» What you should do
Give the number of lines in the data that hold the string "screenshot". Nothing else is needed.

::: Dataset records :::

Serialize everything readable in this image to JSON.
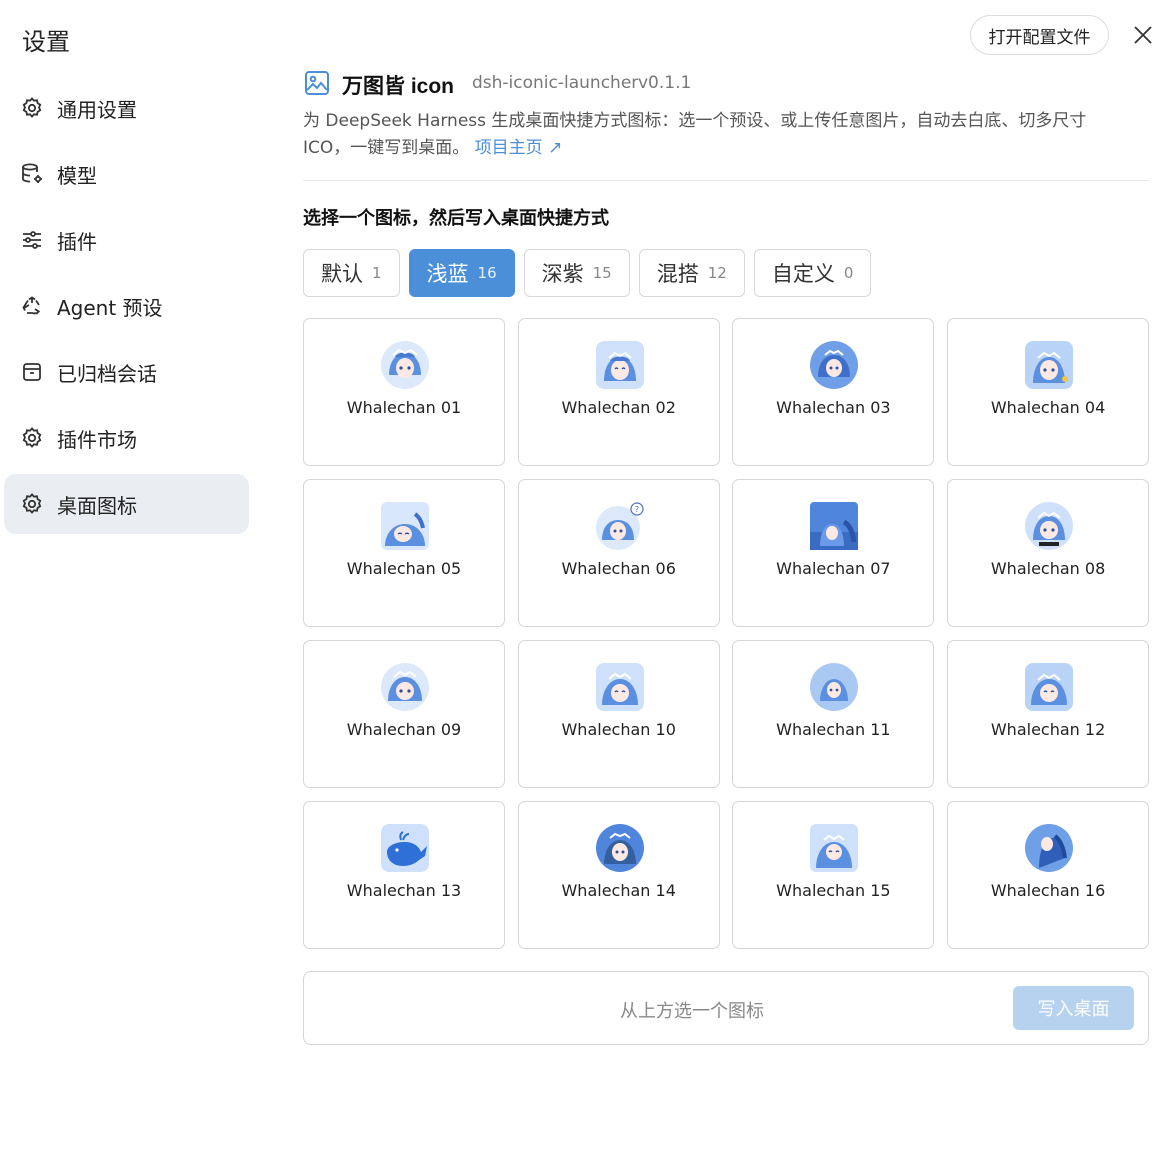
{
  "settings": {
    "title": "设置"
  },
  "sidebar": {
    "items": [
      {
        "label": "通用设置",
        "icon": "gear-icon"
      },
      {
        "label": "模型",
        "icon": "database-gear-icon"
      },
      {
        "label": "插件",
        "icon": "sliders-icon"
      },
      {
        "label": "Agent 预设",
        "icon": "recycle-icon"
      },
      {
        "label": "已归档会话",
        "icon": "archive-icon"
      },
      {
        "label": "插件市场",
        "icon": "gear-icon"
      },
      {
        "label": "桌面图标",
        "icon": "gear-icon",
        "active": true
      }
    ]
  },
  "toolbar": {
    "open_config_label": "打开配置文件"
  },
  "plugin": {
    "name": "万图皆 icon",
    "id": "dsh-iconic-launcher",
    "version": "v0.1.1",
    "description": "为 DeepSeek Harness 生成桌面快捷方式图标：选一个预设、或上传任意图片，自动去白底、切多尺寸 ICO，一键写到桌面。",
    "link_label": "项目主页 ↗"
  },
  "section": {
    "title": "选择一个图标，然后写入桌面快捷方式"
  },
  "tabs": [
    {
      "label": "默认",
      "count": "1"
    },
    {
      "label": "浅蓝",
      "count": "16",
      "active": true
    },
    {
      "label": "深紫",
      "count": "15"
    },
    {
      "label": "混搭",
      "count": "12"
    },
    {
      "label": "自定义",
      "count": "0"
    }
  ],
  "icons": [
    {
      "name": "Whalechan 01"
    },
    {
      "name": "Whalechan 02"
    },
    {
      "name": "Whalechan 03"
    },
    {
      "name": "Whalechan 04"
    },
    {
      "name": "Whalechan 05"
    },
    {
      "name": "Whalechan 06"
    },
    {
      "name": "Whalechan 07"
    },
    {
      "name": "Whalechan 08"
    },
    {
      "name": "Whalechan 09"
    },
    {
      "name": "Whalechan 10"
    },
    {
      "name": "Whalechan 11"
    },
    {
      "name": "Whalechan 12"
    },
    {
      "name": "Whalechan 13"
    },
    {
      "name": "Whalechan 14"
    },
    {
      "name": "Whalechan 15"
    },
    {
      "name": "Whalechan 16"
    }
  ],
  "bottom": {
    "hint": "从上方选一个图标",
    "write_label": "写入桌面"
  },
  "colors": {
    "accent": "#4a8fd8",
    "accent_disabled": "#b6d2ef",
    "active_nav": "#eaedf1"
  }
}
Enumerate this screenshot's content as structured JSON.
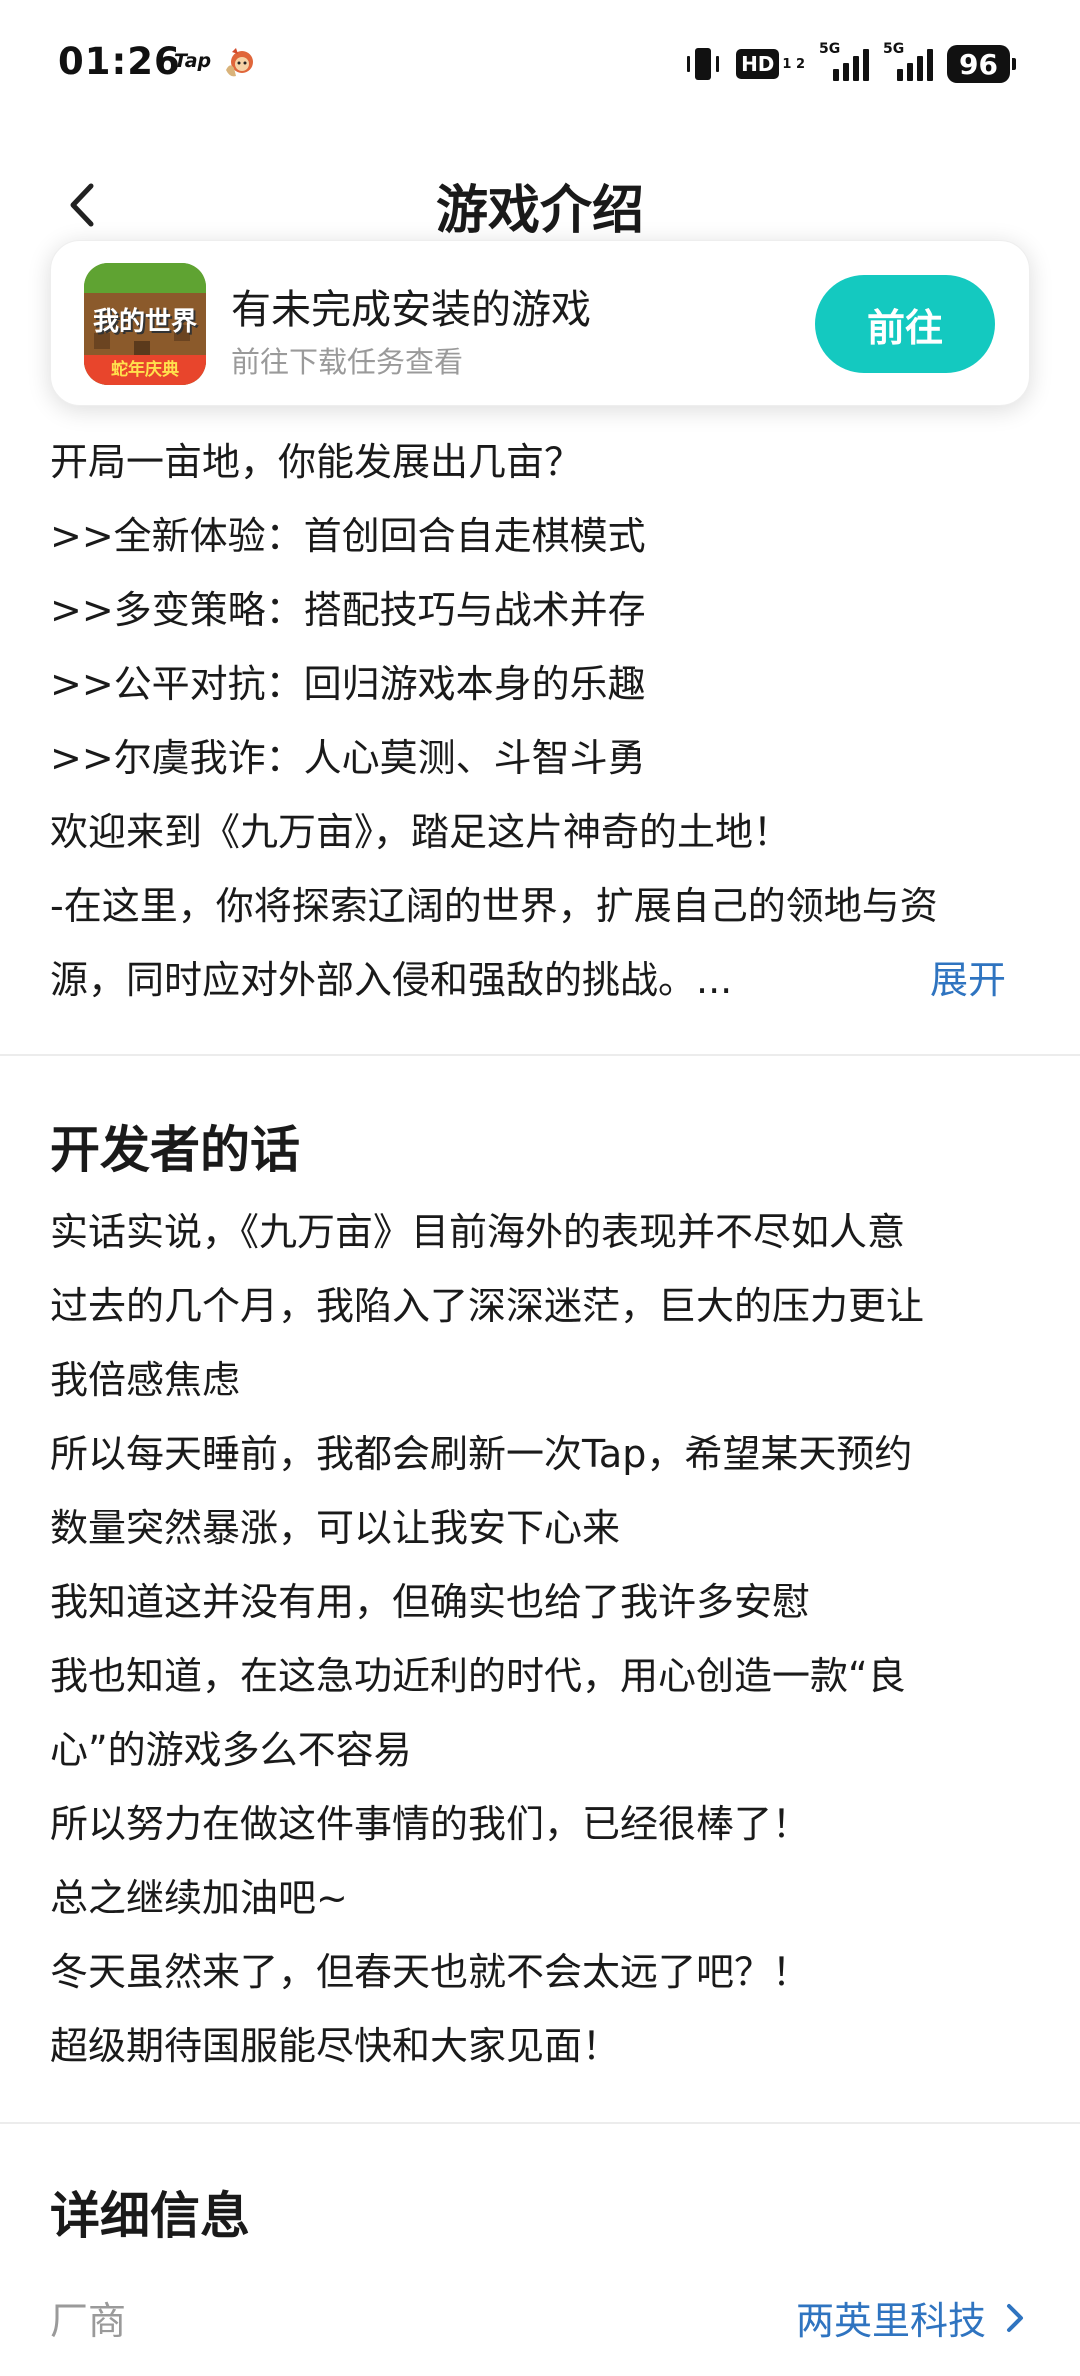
{
  "status": {
    "time": "01:26",
    "tap_label": "Tap",
    "hd_label": "HD",
    "hd_sub": "1 2",
    "sig1_label": "5G",
    "sig2_label": "5G",
    "battery": "96"
  },
  "header": {
    "title": "游戏介绍"
  },
  "banner": {
    "title": "有未完成安装的游戏",
    "subtitle": "前往下载任务查看",
    "button_label": "前往",
    "app_icon_text": "我的世界",
    "app_icon_ribbon": "蛇年庆典"
  },
  "intro": {
    "lines": [
      "开局一亩地，你能发展出几亩？",
      ">>全新体验：首创回合自走棋模式",
      ">>多变策略：搭配技巧与战术并存",
      ">>公平对抗：回归游戏本身的乐趣",
      ">>尔虞我诈：人心莫测、斗智斗勇",
      "欢迎来到《九万亩》，踏足这片神奇的土地！",
      "-在这里，你将探索辽阔的世界，扩展自己的领地与资",
      "源，同时应对外部入侵和强敌的挑战。..."
    ],
    "expand_label": "展开"
  },
  "developer": {
    "title": "开发者的话",
    "lines": [
      "实话实说，《九万亩》目前海外的表现并不尽如人意",
      "过去的几个月，我陷入了深深迷茫，巨大的压力更让",
      "我倍感焦虑",
      "所以每天睡前，我都会刷新一次Tap，希望某天预约",
      "数量突然暴涨，可以让我安下心来",
      "我知道这并没有用，但确实也给了我许多安慰",
      "我也知道，在这急功近利的时代，用心创造一款“良",
      "心”的游戏多么不容易",
      "所以努力在做这件事情的我们，已经很棒了！",
      "总之继续加油吧~",
      "冬天虽然来了，但春天也就不会太远了吧？！",
      "超级期待国服能尽快和大家见面！"
    ]
  },
  "details": {
    "title": "详细信息",
    "vendor_label": "厂商",
    "vendor_value": "两英里科技"
  },
  "colors": {
    "accent_button": "#14c9c0",
    "link": "#2f74c0"
  }
}
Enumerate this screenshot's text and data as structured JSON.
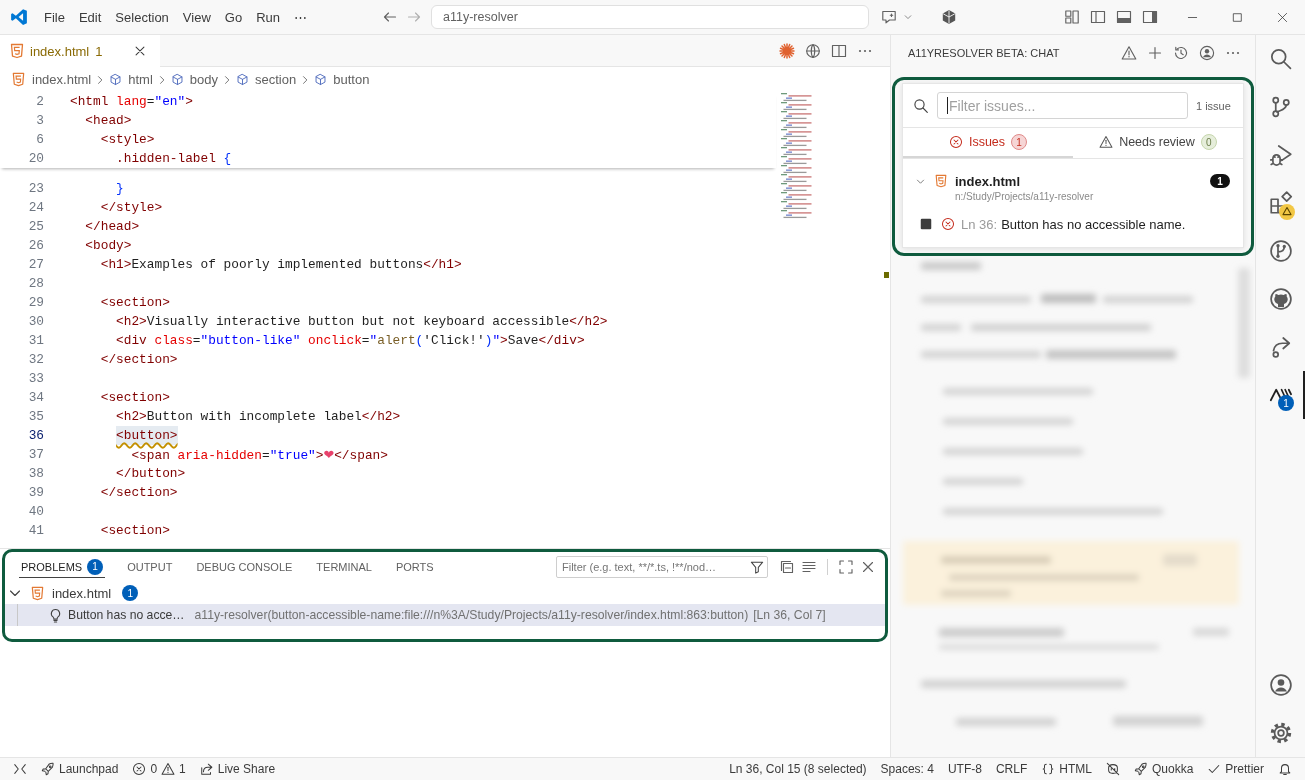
{
  "title_bar": {
    "menu": [
      "File",
      "Edit",
      "Selection",
      "View",
      "Go",
      "Run",
      "⋯"
    ],
    "command_center": "a11y-resolver"
  },
  "editor": {
    "tabs": [
      {
        "label": "index.html",
        "problems": "1",
        "selected": true
      }
    ],
    "breadcrumbs": [
      {
        "label": "index.html",
        "kind": "file"
      },
      {
        "label": "html",
        "kind": "element"
      },
      {
        "label": "body",
        "kind": "element"
      },
      {
        "label": "section",
        "kind": "element"
      },
      {
        "label": "button",
        "kind": "element"
      }
    ],
    "sticky_lines": [
      {
        "number": "2",
        "current": false,
        "squiggle": false,
        "code": [
          {
            "kind": "tag",
            "text": "<html"
          },
          {
            "kind": "attr",
            "text": " lang"
          },
          {
            "kind": "text",
            "text": "="
          },
          {
            "kind": "value",
            "text": "\"en\""
          },
          {
            "kind": "tag",
            "text": ">"
          }
        ]
      },
      {
        "number": "3",
        "current": false,
        "squiggle": false,
        "code": [
          {
            "kind": "tag",
            "text": "  <head>"
          }
        ]
      },
      {
        "number": "6",
        "current": false,
        "squiggle": false,
        "code": [
          {
            "kind": "tag",
            "text": "    <style>"
          }
        ]
      },
      {
        "number": "20",
        "current": false,
        "squiggle": false,
        "code": [
          {
            "kind": "selector",
            "text": "      .hidden-label "
          },
          {
            "kind": "brace",
            "text": "{"
          }
        ]
      }
    ],
    "lines": [
      {
        "number": "23",
        "current": false,
        "squiggle": false,
        "code": [
          {
            "kind": "brace",
            "text": "      }"
          }
        ]
      },
      {
        "number": "24",
        "current": false,
        "squiggle": false,
        "code": [
          {
            "kind": "tag",
            "text": "    </style>"
          }
        ]
      },
      {
        "number": "25",
        "current": false,
        "squiggle": false,
        "code": [
          {
            "kind": "tag",
            "text": "  </head>"
          }
        ]
      },
      {
        "number": "26",
        "current": false,
        "squiggle": false,
        "code": [
          {
            "kind": "tag",
            "text": "  <body>"
          }
        ]
      },
      {
        "number": "27",
        "current": false,
        "squiggle": false,
        "code": [
          {
            "kind": "tag",
            "text": "    <h1>"
          },
          {
            "kind": "text",
            "text": "Examples of poorly implemented buttons"
          },
          {
            "kind": "tag",
            "text": "</h1>"
          }
        ]
      },
      {
        "number": "28",
        "current": false
      },
      {
        "number": "29",
        "current": false,
        "squiggle": false,
        "code": [
          {
            "kind": "tag",
            "text": "    <section>"
          }
        ]
      },
      {
        "number": "30",
        "current": false,
        "squiggle": false,
        "code": [
          {
            "kind": "tag",
            "text": "      <h2>"
          },
          {
            "kind": "text",
            "text": "Visually interactive button but not keyboard accessible"
          },
          {
            "kind": "tag",
            "text": "</h2>"
          }
        ]
      },
      {
        "number": "31",
        "current": false,
        "squiggle": false,
        "code": [
          {
            "kind": "tag",
            "text": "      <div"
          },
          {
            "kind": "attr",
            "text": " class"
          },
          {
            "kind": "text",
            "text": "="
          },
          {
            "kind": "value",
            "text": "\"button-like\""
          },
          {
            "kind": "attr",
            "text": " onclick"
          },
          {
            "kind": "text",
            "text": "="
          },
          {
            "kind": "value",
            "text": "\""
          },
          {
            "kind": "func",
            "text": "alert"
          },
          {
            "kind": "brace",
            "text": "("
          },
          {
            "kind": "text",
            "text": "'Click!'"
          },
          {
            "kind": "brace",
            "text": ")"
          },
          {
            "kind": "value",
            "text": "\""
          },
          {
            "kind": "tag",
            "text": ">"
          },
          {
            "kind": "text",
            "text": "Save"
          },
          {
            "kind": "tag",
            "text": "</div>"
          }
        ]
      },
      {
        "number": "32",
        "current": false,
        "squiggle": false,
        "code": [
          {
            "kind": "tag",
            "text": "    </section>"
          }
        ]
      },
      {
        "number": "33",
        "current": false
      },
      {
        "number": "34",
        "current": false,
        "squiggle": false,
        "code": [
          {
            "kind": "tag",
            "text": "    <section>"
          }
        ]
      },
      {
        "number": "35",
        "current": false,
        "squiggle": false,
        "code": [
          {
            "kind": "tag",
            "text": "      <h2>"
          },
          {
            "kind": "text",
            "text": "Button with incomplete label"
          },
          {
            "kind": "tag",
            "text": "</h2>"
          }
        ]
      },
      {
        "number": "36",
        "current": true,
        "squiggle": true,
        "code": [
          {
            "kind": "tag",
            "text": "      <button>"
          }
        ]
      },
      {
        "number": "37",
        "current": false,
        "squiggle": false,
        "code": [
          {
            "kind": "tag",
            "text": "        <span"
          },
          {
            "kind": "attr",
            "text": " aria-hidden"
          },
          {
            "kind": "text",
            "text": "="
          },
          {
            "kind": "value",
            "text": "\"true\""
          },
          {
            "kind": "tag",
            "text": ">"
          },
          {
            "kind": "emoji",
            "text": "❤"
          },
          {
            "kind": "tag",
            "text": "</span>"
          }
        ]
      },
      {
        "number": "38",
        "current": false,
        "squiggle": false,
        "code": [
          {
            "kind": "tag",
            "text": "      </button>"
          }
        ]
      },
      {
        "number": "39",
        "current": false,
        "squiggle": false,
        "code": [
          {
            "kind": "tag",
            "text": "    </section>"
          }
        ]
      },
      {
        "number": "40",
        "current": false
      },
      {
        "number": "41",
        "current": false,
        "squiggle": false,
        "code": [
          {
            "kind": "tag",
            "text": "    <section>"
          }
        ]
      }
    ]
  },
  "panel": {
    "tabs": [
      {
        "label": "PROBLEMS",
        "badge": "1",
        "selected": true
      },
      {
        "label": "OUTPUT",
        "selected": false
      },
      {
        "label": "DEBUG CONSOLE",
        "selected": false
      },
      {
        "label": "TERMINAL",
        "selected": false
      },
      {
        "label": "PORTS",
        "selected": false
      }
    ],
    "filter": {
      "placeholder": "Filter (e.g. text, **/*.ts, !**/nod…"
    },
    "groups": [
      {
        "file": "index.html",
        "count": "1",
        "expanded": true,
        "problems": [
          {
            "message": "Button has no acce…",
            "source": "a11y-resolver(button-accessible-name:file:///n%3A/Study/Projects/a11y-resolver/index.html:863:button)",
            "location": "[Ln 36, Col 7]",
            "selected": true
          }
        ]
      }
    ]
  },
  "chat": {
    "title": "A11YRESOLVER BETA: CHAT",
    "filter": {
      "placeholder": "Filter issues...",
      "focused": true
    },
    "issue_count": "1 issue",
    "tabs": [
      {
        "label": "Issues",
        "badge": "1",
        "kind": "error",
        "selected": true
      },
      {
        "label": "Needs review",
        "badge": "0",
        "kind": "warning",
        "selected": false
      }
    ],
    "files": [
      {
        "name": "index.html",
        "path": "n:/Study/Projects/a11y-resolver",
        "count": "1",
        "expanded": true,
        "issues": [
          {
            "location": "Ln 36:",
            "message": "Button has no accessible name."
          }
        ]
      }
    ]
  },
  "activity_bar": {
    "items": [
      {
        "kind": "search",
        "selected": false,
        "warning": false
      },
      {
        "kind": "source-control",
        "selected": false,
        "warning": false
      },
      {
        "kind": "run-debug",
        "selected": false,
        "warning": false
      },
      {
        "kind": "extensions",
        "selected": false,
        "warning": true
      },
      {
        "kind": "pull-requests",
        "selected": false,
        "warning": false
      },
      {
        "kind": "github",
        "selected": false,
        "warning": false
      },
      {
        "kind": "live-share",
        "selected": false,
        "warning": false
      },
      {
        "kind": "accessibility",
        "selected": true,
        "warning": false,
        "badge": "1"
      }
    ],
    "bottom": [
      {
        "kind": "account"
      },
      {
        "kind": "settings"
      }
    ]
  },
  "status_bar": {
    "left": [
      {
        "kind": "remote"
      },
      {
        "kind": "launchpad",
        "label": "Launchpad"
      },
      {
        "kind": "problems",
        "errors": "0",
        "warnings": "1"
      },
      {
        "kind": "live-share",
        "label": "Live Share"
      }
    ],
    "right": [
      {
        "kind": "text",
        "label": "Ln 36, Col 15 (8 selected)"
      },
      {
        "kind": "text",
        "label": "Spaces: 4"
      },
      {
        "kind": "text",
        "label": "UTF-8"
      },
      {
        "kind": "text",
        "label": "CRLF"
      },
      {
        "kind": "language",
        "label": "HTML"
      },
      {
        "kind": "copilot"
      },
      {
        "kind": "quokka",
        "label": "Quokka"
      },
      {
        "kind": "prettier",
        "label": "Prettier"
      },
      {
        "kind": "bell"
      }
    ]
  }
}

:::

» Correct answer
2